→ **Exercise objective**:
Search the entries below. Return every line that has "граница" in it.
:: Supplied entries
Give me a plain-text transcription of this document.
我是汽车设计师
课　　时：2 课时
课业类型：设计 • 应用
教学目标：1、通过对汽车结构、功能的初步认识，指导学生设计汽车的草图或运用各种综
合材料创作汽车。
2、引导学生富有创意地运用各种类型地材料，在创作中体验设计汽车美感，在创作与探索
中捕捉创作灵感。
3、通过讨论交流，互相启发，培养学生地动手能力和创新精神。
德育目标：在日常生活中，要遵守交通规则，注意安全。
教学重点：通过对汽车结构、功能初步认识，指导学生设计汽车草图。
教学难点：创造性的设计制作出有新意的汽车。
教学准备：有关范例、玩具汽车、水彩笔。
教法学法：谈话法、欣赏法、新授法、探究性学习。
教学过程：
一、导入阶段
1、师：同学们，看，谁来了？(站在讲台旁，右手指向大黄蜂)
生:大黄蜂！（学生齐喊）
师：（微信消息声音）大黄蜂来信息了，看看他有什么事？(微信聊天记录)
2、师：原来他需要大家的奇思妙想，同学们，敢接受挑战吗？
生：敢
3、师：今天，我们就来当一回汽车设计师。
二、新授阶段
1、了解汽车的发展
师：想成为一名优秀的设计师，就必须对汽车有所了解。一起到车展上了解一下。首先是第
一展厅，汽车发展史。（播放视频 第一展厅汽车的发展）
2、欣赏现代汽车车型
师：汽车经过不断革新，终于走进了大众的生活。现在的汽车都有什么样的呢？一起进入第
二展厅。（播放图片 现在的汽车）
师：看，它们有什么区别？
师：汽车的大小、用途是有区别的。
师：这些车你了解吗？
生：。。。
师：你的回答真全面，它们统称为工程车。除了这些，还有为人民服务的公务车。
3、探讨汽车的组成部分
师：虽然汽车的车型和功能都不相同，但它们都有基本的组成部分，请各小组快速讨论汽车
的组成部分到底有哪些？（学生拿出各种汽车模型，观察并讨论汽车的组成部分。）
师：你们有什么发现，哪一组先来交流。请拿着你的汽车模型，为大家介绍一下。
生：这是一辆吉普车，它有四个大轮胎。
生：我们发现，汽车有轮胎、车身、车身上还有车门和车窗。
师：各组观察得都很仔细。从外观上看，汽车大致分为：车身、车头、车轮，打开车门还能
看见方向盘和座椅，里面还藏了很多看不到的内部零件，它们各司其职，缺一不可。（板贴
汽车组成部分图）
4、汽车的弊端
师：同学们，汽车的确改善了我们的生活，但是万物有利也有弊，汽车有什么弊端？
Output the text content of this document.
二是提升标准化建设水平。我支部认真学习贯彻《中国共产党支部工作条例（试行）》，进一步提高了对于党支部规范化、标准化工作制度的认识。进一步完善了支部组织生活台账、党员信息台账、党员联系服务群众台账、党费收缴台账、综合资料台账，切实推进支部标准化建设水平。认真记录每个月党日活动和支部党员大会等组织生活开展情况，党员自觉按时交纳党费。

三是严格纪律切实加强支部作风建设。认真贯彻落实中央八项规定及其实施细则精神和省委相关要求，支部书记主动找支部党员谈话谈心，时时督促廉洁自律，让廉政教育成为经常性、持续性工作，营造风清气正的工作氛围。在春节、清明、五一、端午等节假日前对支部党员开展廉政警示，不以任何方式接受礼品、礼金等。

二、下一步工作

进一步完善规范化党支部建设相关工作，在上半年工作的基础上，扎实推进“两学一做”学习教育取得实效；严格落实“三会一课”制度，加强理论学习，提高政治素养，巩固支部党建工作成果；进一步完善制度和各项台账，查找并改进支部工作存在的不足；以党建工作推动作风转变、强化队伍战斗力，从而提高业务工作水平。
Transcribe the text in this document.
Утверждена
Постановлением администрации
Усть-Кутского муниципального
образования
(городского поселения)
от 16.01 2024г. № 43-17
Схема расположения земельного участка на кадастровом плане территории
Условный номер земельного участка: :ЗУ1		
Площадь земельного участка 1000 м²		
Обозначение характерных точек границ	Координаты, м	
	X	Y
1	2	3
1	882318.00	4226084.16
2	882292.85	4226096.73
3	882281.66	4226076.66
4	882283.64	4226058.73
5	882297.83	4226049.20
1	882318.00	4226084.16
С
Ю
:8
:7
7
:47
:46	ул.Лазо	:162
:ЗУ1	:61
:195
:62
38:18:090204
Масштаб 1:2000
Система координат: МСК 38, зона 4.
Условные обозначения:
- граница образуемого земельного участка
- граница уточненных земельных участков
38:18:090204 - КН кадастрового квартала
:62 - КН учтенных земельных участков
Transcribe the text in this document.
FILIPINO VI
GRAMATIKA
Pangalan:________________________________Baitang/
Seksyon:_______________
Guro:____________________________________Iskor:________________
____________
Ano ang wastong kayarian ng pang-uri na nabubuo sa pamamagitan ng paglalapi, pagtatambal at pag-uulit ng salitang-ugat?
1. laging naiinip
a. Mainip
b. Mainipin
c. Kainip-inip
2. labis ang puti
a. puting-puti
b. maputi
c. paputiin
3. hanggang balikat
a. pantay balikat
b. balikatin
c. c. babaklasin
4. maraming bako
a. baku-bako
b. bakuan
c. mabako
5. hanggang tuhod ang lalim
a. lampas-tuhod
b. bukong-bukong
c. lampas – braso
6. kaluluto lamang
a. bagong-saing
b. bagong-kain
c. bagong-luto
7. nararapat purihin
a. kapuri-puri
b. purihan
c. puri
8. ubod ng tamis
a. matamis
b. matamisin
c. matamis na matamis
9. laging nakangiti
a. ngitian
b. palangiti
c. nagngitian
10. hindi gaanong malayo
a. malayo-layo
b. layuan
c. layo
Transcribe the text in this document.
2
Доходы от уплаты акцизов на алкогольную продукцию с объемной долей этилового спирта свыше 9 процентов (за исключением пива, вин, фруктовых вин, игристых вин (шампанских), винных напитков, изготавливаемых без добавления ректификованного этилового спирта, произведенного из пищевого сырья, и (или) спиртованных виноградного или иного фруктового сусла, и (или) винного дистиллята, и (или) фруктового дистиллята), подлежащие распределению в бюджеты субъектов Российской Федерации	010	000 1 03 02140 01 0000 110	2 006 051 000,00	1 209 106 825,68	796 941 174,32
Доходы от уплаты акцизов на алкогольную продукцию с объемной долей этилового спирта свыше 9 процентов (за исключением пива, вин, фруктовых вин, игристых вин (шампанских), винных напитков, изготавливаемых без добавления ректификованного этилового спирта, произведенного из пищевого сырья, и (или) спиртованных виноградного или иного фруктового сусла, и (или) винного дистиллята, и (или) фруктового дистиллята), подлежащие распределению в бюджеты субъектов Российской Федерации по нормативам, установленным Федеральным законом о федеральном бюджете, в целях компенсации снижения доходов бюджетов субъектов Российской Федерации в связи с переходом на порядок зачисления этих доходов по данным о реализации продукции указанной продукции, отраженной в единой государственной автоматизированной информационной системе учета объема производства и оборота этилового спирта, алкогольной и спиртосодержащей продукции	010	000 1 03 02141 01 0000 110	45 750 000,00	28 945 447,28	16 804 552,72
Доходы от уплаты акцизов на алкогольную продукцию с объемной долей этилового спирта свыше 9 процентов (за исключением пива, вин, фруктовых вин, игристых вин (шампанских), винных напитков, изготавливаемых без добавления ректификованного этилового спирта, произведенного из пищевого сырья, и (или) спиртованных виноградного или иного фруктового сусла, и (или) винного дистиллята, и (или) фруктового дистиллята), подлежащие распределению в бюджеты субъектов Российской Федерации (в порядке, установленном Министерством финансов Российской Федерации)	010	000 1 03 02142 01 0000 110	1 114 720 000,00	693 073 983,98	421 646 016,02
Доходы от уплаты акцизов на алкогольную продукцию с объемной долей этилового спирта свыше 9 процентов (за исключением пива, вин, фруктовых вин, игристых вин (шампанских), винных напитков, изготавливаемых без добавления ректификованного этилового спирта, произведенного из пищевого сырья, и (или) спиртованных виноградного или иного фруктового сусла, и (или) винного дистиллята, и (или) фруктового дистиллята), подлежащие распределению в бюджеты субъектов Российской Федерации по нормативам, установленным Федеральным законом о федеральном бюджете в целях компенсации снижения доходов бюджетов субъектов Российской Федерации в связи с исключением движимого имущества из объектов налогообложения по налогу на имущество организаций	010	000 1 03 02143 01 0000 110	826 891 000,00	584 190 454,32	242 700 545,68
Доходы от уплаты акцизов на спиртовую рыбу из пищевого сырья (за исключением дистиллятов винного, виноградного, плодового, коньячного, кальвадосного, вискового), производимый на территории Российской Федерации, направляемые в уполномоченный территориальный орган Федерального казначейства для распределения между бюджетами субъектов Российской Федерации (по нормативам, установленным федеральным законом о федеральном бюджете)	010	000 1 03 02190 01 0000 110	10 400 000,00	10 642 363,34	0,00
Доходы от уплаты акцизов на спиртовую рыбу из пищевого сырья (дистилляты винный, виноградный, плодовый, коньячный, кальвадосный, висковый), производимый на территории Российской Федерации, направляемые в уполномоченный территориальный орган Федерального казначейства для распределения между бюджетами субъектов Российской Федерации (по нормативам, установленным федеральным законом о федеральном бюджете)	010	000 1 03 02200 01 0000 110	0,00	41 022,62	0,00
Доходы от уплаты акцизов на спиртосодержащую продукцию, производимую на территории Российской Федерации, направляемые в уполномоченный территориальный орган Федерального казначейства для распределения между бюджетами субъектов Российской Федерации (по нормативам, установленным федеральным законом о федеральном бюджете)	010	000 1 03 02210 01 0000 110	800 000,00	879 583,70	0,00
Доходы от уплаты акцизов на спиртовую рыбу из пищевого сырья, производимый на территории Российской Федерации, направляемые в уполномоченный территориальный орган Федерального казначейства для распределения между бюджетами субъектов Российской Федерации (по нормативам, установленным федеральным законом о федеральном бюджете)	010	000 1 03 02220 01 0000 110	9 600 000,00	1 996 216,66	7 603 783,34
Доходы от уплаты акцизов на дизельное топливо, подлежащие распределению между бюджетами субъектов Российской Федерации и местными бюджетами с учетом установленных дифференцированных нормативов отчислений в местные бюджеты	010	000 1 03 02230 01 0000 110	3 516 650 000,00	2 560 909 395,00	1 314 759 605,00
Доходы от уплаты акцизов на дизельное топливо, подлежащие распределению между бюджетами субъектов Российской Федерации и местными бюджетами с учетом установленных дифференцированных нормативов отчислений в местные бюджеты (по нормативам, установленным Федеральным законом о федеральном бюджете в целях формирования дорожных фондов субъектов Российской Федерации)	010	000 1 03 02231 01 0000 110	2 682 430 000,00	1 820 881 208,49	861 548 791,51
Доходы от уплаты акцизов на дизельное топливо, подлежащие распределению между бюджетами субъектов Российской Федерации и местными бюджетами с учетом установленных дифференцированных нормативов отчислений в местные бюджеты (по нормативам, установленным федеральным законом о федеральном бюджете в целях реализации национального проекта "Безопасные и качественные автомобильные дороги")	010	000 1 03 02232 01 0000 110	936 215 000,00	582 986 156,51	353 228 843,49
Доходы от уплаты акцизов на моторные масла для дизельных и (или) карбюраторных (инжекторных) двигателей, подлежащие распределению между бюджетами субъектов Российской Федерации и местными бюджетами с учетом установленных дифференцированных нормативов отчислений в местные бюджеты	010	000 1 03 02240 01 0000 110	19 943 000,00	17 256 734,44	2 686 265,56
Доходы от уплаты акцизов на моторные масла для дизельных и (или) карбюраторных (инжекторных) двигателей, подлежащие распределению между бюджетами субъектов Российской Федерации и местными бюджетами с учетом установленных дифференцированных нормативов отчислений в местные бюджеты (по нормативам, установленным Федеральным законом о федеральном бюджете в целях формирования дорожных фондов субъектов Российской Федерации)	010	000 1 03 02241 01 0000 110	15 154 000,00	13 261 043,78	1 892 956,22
::::
→ **Solution below**:
- граница образуемого земельного участка
- граница уточненных земельных участков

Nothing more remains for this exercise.